— START OF Stored rows —
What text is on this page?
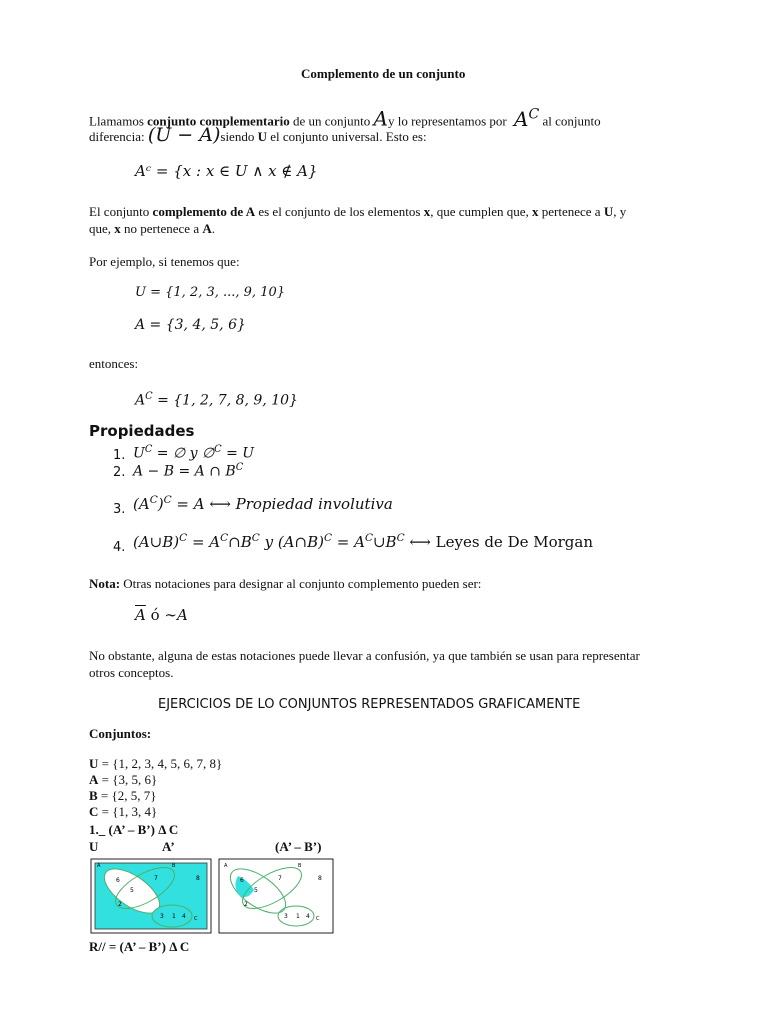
Complemento de un conjunto
Llamamos conjunto complementario de un conjunto Ay lo representamos por $A^C$ al conjunto
diferencia: (U − A)siendo U el conjunto universal. Esto es:
Aᶜ = {x : x ∈ U ∧ x ∉ A}
El conjunto complemento de A es el conjunto de los elementos x, que cumplen que, x pertenece a U, y
que, x no pertenece a A.
Por ejemplo, si tenemos que:
U = {1, 2, 3, ..., 9, 10}
A = {3, 4, 5, 6}
entonces:
$A^C = \{1$, 2, 7, 8, 9, 10}
Propiedades
1. $U^C$ = ∅ y ∅$^C$ = U
2. A − B = A ∩ $B^C$
3. $(A^C)^C = A$ ⟷ Propiedad involutiva
4. (A∪B)$^C$ = $A^C\cap B^C$ y (A∩B)$^C$ = $A^C\cup B^C$ ⟷ Leyes de De Morgan
Nota: Otras notaciones para designar al conjunto complemento pueden ser:
$\overline{A}$ ó ∼A
No obstante, alguna de estas notaciones puede llevar a confusión, ya que también se usan para representar
otros conceptos.
EJERCICIOS DE LO CONJUNTOS REPRESENTADOS GRAFICAMENTE
Conjuntos:
U = {1, 2, 3, 4, 5, 6, 7, 8}
A = {3, 5, 6}
B = {2, 5, 7}
C = {1, 3, 4}
1._ (A’ – B’) Δ C
U	A’	(A’ – B’)
A	B
C
6	7	8
5
2
3 1 4
A	B
C
6	7	8
5
2
3 1 4
R// = (A’ – B’) Δ C
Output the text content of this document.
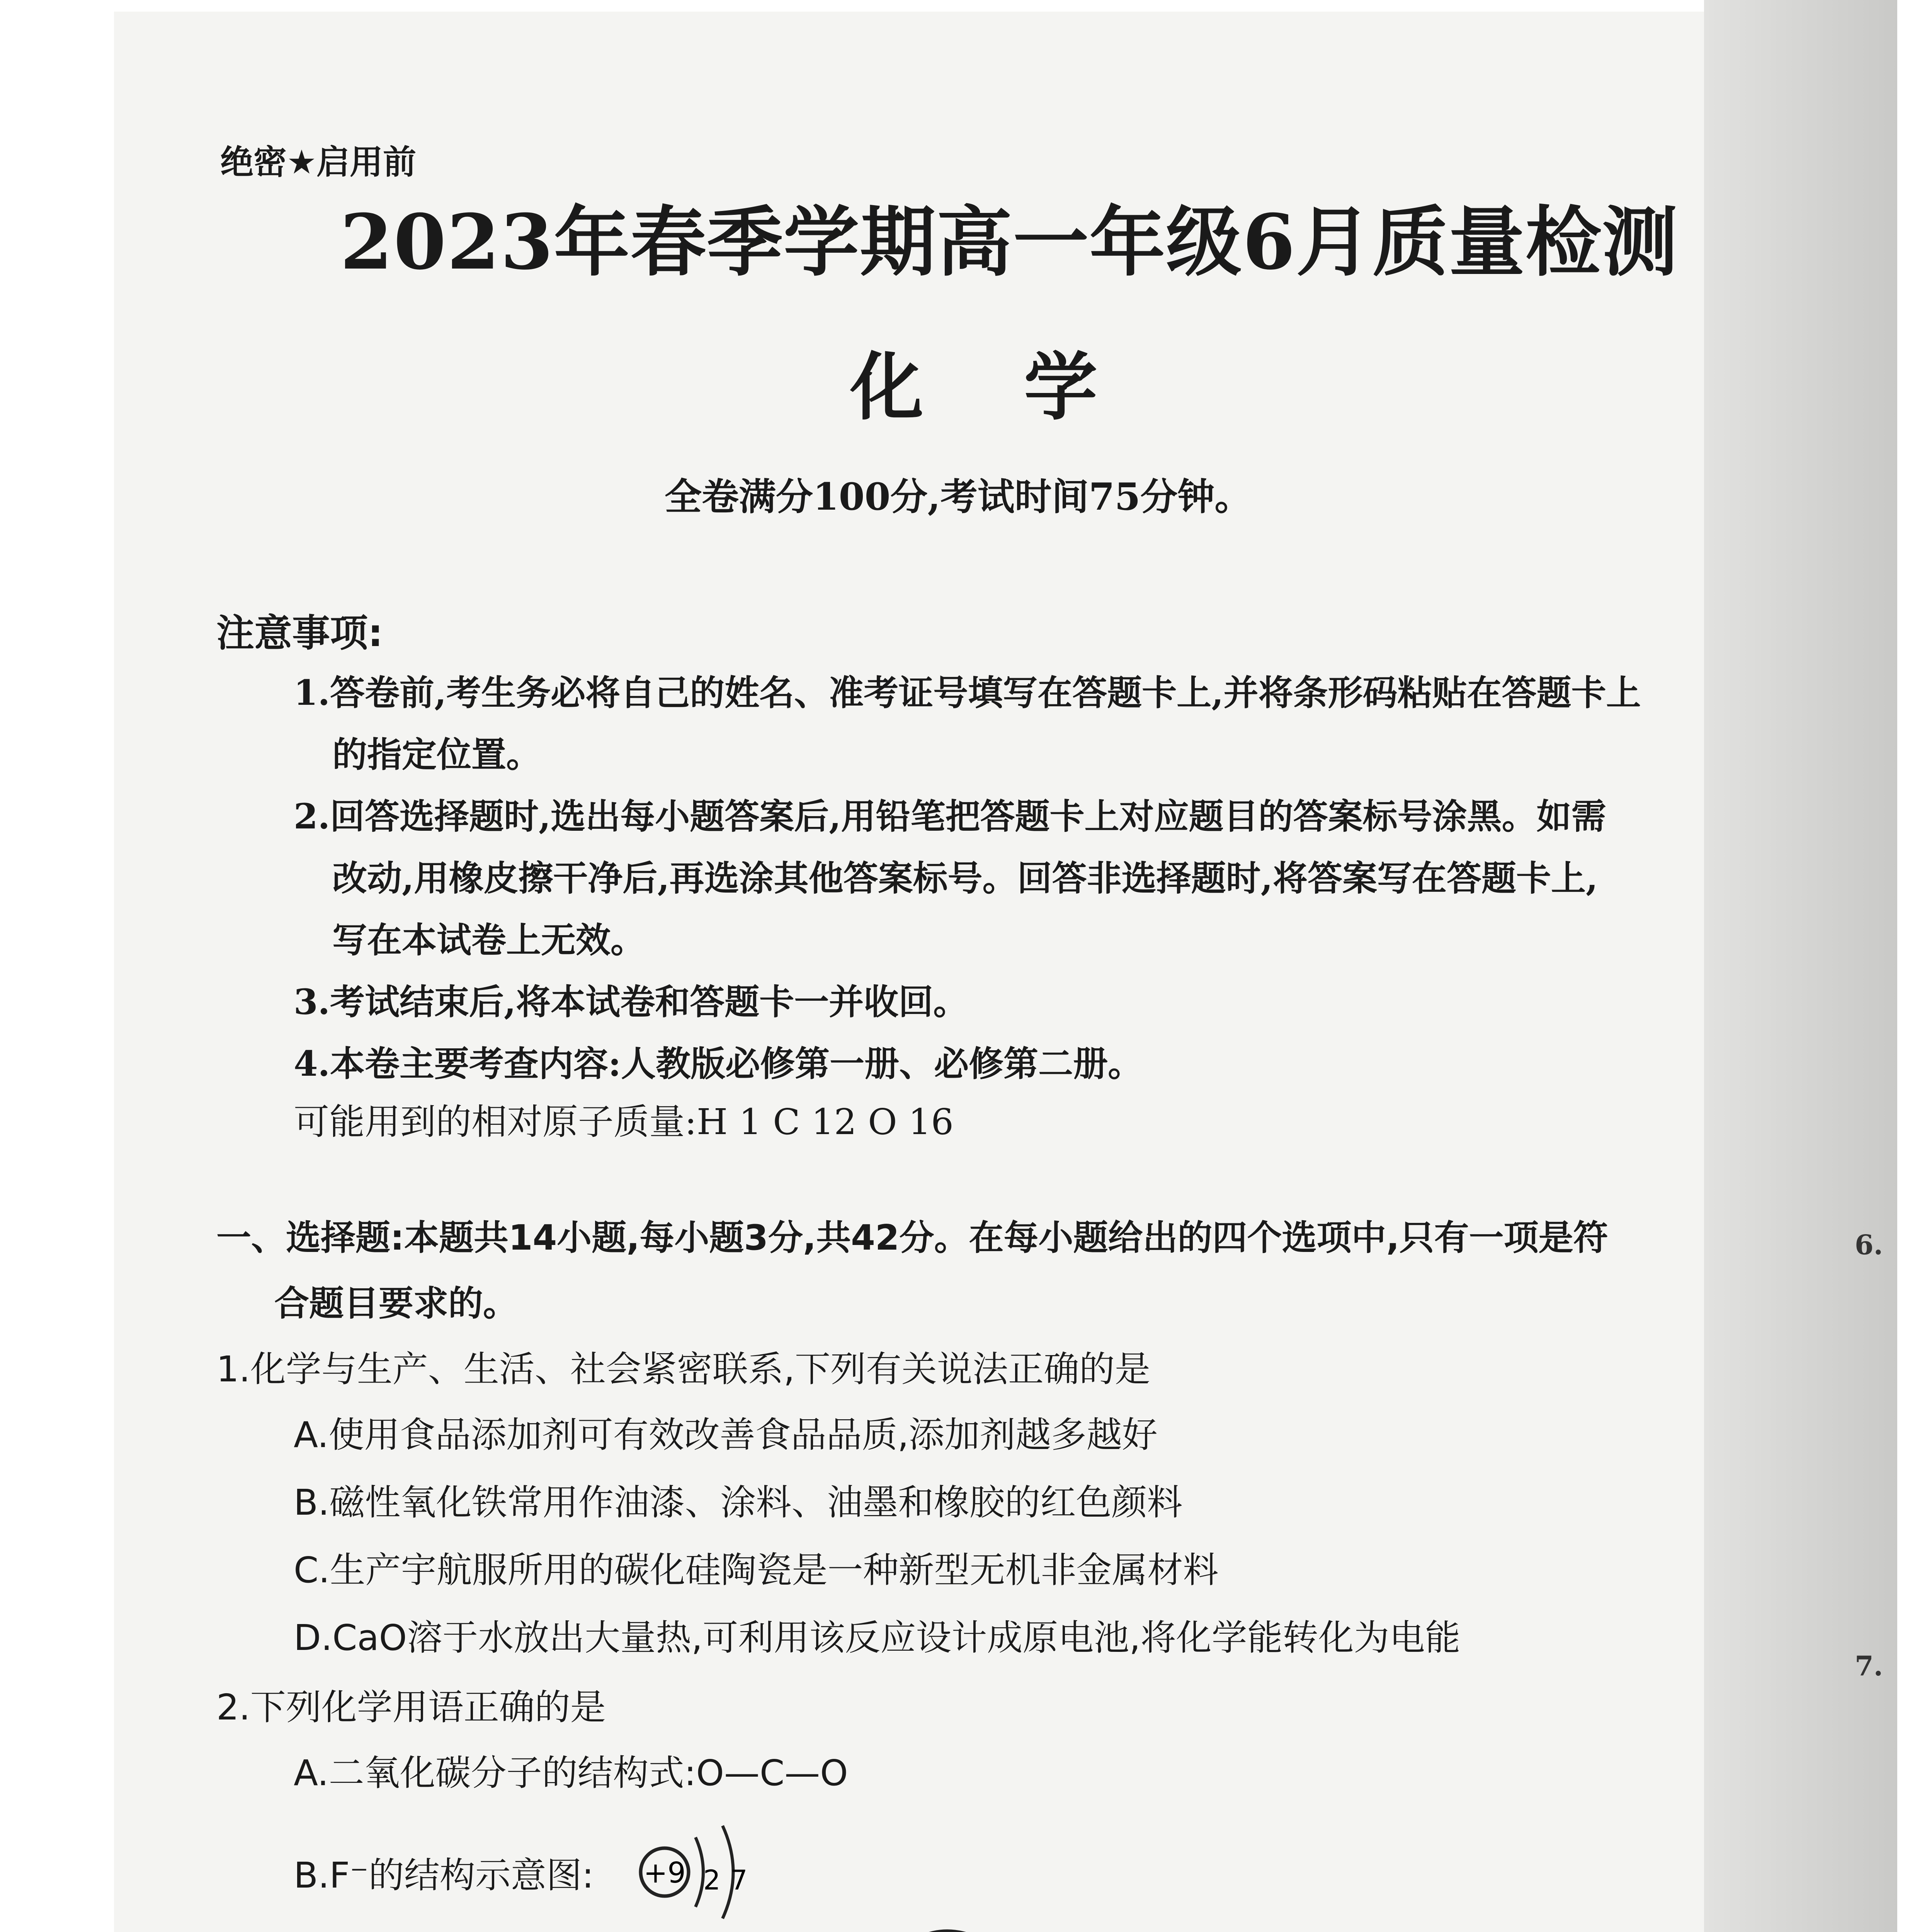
绝密★启用前
2023年春季学期高一年级6月质量检测
化学
全卷满分100分,考试时间75分钟。
注意事项:
1.答卷前,考生务必将自己的姓名、准考证号填写在答题卡上,并将条形码粘贴在答题卡上
的指定位置。
2.回答选择题时,选出每小题答案后,用铅笔把答题卡上对应题目的答案标号涂黑。如需
改动,用橡皮擦干净后,再选涂其他答案标号。回答非选择题时,将答案写在答题卡上,
写在本试卷上无效。
3.考试结束后,将本试卷和答题卡一并收回。
4.本卷主要考查内容:人教版必修第一册、必修第二册。
可能用到的相对原子质量:H 1 C 12 O 16
一、选择题:本题共14小题,每小题3分,共42分。在每小题给出的四个选项中,只有一项是符
合题目要求的。
1.化学与生产、生活、社会紧密联系,下列有关说法正确的是
A.使用食品添加剂可有效改善食品品质,添加剂越多越好
B.磁性氧化铁常用作油漆、涂料、油墨和橡胶的红色颜料
C.生产宇航服所用的碳化硅陶瓷是一种新型无机非金属材料
D.CaO溶于水放出大量热,可利用该反应设计成原电池,将化学能转化为电能
2.下列化学用语正确的是
A.二氧化碳分子的结构式:O—C—O
B.F⁻的结构示意图: +9 2 7
6.
7.
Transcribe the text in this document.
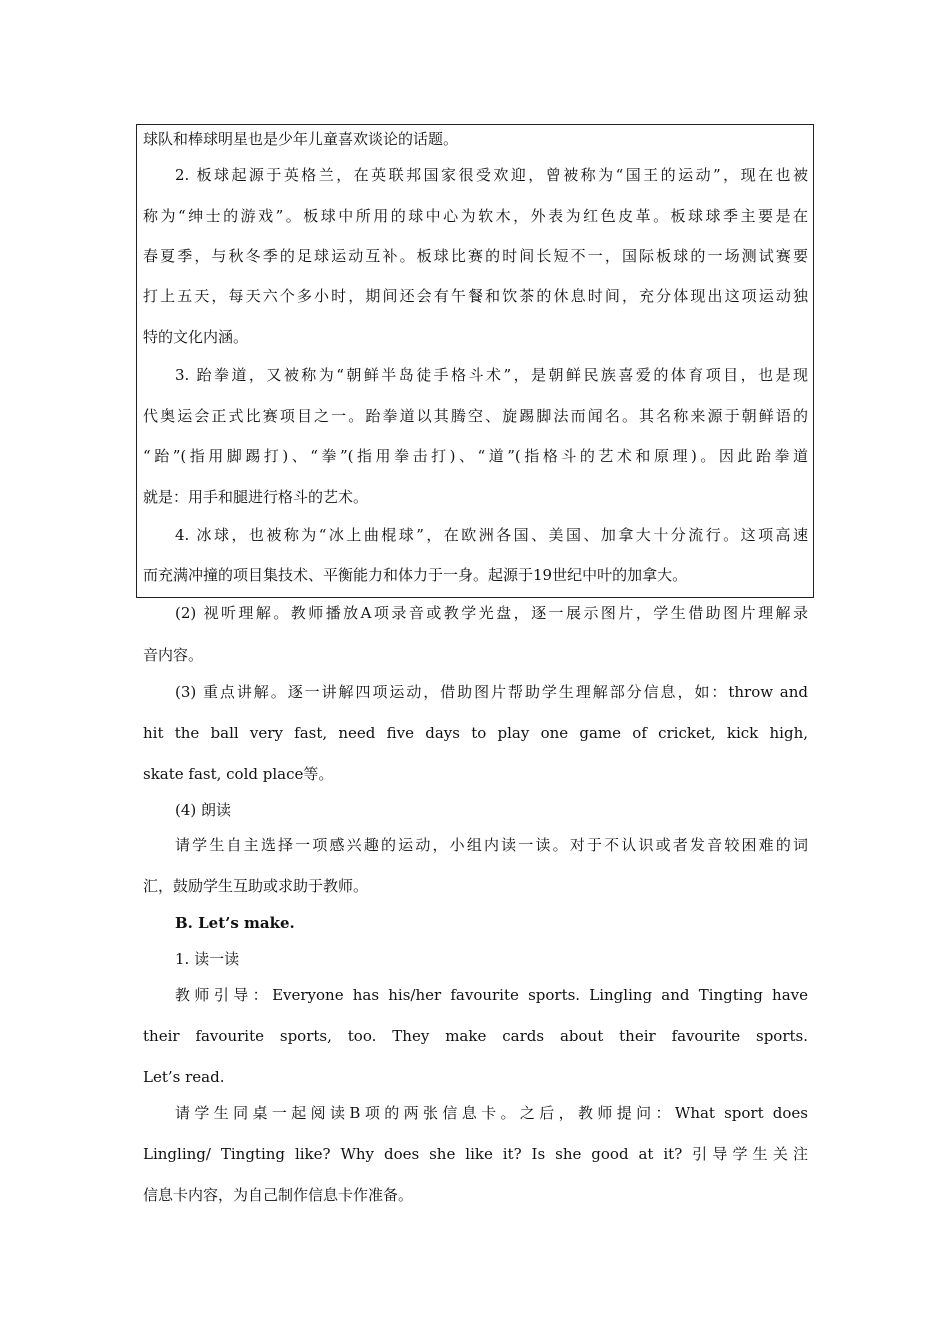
球队和棒球明星也是少年儿童喜欢谈论的话题。
2. 板球起源于英格兰，在英联邦国家很受欢迎，曾被称为“国王的运动”，现在也被
称为“绅士的游戏”。板球中所用的球中心为软木，外表为红色皮革。板球球季主要是在
春夏季，与秋冬季的足球运动互补。板球比赛的时间长短不一，国际板球的一场测试赛要
打上五天，每天六个多小时，期间还会有午餐和饮茶的休息时间，充分体现出这项运动独
特的文化内涵。
3. 跆拳道，又被称为“朝鲜半岛徒手格斗术”，是朝鲜民族喜爱的体育项目，也是现
代奥运会正式比赛项目之一。跆拳道以其腾空、旋踢脚法而闻名。其名称来源于朝鲜语的
“跆”(指用脚踢打)、“拳”(指用拳击打)、“道”(指格斗的艺术和原理)。因此跆拳道
就是：用手和腿进行格斗的艺术。
4. 冰球，也被称为“冰上曲棍球”，在欧洲各国、美国、加拿大十分流行。这项高速
而充满冲撞的项目集技术、平衡能力和体力于一身。起源于19世纪中叶的加拿大。
(2) 视听理解。教师播放A项录音或教学光盘，逐一展示图片，学生借助图片理解录
音内容。
(3) 重点讲解。逐一讲解四项运动，借助图片帮助学生理解部分信息，如：throw and
hit the ball very fast, need five days to play one game of cricket, kick high,
skate fast, cold place等。
(4) 朗读
请学生自主选择一项感兴趣的运动，小组内读一读。对于不认识或者发音较困难的词
汇，鼓励学生互助或求助于教师。
B. Let’s make.
1. 读一读
教师引导：Everyone has his/her favourite sports. Lingling and Tingting have
their favourite sports, too. They make cards about their favourite sports.
Let’s read.
请学生同桌一起阅读B项的两张信息卡。之后，教师提问：What sport does
Lingling/ Tingting like? Why does she like it? Is she good at it? 引导学生关注
信息卡内容，为自己制作信息卡作准备。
— END OF Stored rows —
_What to work on_: Go through the entries above and count the lines containing the word "favourite"; give only that count.

_Task output_: 2